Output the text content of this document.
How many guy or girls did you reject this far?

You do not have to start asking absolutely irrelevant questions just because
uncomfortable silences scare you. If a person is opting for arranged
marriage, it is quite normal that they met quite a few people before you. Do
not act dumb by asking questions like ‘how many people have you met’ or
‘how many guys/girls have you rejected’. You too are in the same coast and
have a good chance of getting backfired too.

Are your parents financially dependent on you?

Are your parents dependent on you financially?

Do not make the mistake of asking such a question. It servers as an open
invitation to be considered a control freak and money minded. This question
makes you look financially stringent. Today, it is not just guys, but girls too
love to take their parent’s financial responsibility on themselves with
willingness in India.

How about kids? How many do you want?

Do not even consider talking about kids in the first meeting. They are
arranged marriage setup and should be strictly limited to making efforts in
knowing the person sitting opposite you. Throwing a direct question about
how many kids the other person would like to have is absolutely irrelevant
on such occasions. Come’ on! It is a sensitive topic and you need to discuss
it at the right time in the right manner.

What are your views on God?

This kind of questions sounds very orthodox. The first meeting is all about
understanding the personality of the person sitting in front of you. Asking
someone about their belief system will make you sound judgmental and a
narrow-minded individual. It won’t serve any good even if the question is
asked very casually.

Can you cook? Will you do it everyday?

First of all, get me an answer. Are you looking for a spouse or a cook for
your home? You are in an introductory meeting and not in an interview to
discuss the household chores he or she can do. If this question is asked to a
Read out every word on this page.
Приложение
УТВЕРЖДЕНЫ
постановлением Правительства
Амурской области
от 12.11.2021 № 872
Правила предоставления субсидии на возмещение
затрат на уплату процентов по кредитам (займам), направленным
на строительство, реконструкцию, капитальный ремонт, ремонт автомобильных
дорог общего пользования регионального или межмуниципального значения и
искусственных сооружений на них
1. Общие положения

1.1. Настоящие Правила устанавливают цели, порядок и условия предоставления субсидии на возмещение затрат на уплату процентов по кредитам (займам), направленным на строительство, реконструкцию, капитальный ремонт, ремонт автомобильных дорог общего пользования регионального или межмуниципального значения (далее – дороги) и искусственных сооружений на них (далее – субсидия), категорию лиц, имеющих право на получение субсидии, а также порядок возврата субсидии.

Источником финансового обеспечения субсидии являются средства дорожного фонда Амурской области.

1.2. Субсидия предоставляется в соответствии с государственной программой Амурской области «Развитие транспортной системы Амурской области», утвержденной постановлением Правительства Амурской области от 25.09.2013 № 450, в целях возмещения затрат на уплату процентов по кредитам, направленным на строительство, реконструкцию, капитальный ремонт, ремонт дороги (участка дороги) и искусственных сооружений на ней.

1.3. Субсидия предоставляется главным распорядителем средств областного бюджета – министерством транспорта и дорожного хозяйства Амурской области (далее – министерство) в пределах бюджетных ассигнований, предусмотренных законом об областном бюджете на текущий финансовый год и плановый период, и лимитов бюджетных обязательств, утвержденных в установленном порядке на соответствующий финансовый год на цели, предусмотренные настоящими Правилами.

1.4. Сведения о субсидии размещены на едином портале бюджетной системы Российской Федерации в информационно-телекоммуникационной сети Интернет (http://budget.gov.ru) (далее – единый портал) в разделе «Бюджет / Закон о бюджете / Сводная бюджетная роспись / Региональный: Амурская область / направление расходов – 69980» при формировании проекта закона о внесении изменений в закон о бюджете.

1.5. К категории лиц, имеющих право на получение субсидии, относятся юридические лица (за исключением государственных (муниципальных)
########
[Given problem] Find the string "общего" in the listing and return every line that holds it.

[Right answer]
дорог общего пользования регионального или межмуниципального значения и
1.1. Настоящие Правила устанавливают цели, порядок и условия предоставления субсидии на возмещение затрат на уплату процентов по кредитам (займам), направленным на строительство, реконструкцию, капитальный ремонт, ремонт автомобильных дорог общего пользования регионального или межмуниципального значения (далее – дороги) и искусственных сооружений на них (далее – субсидия), категорию лиц, имеющих право на получение субсидии, а также порядок возврата субсидии.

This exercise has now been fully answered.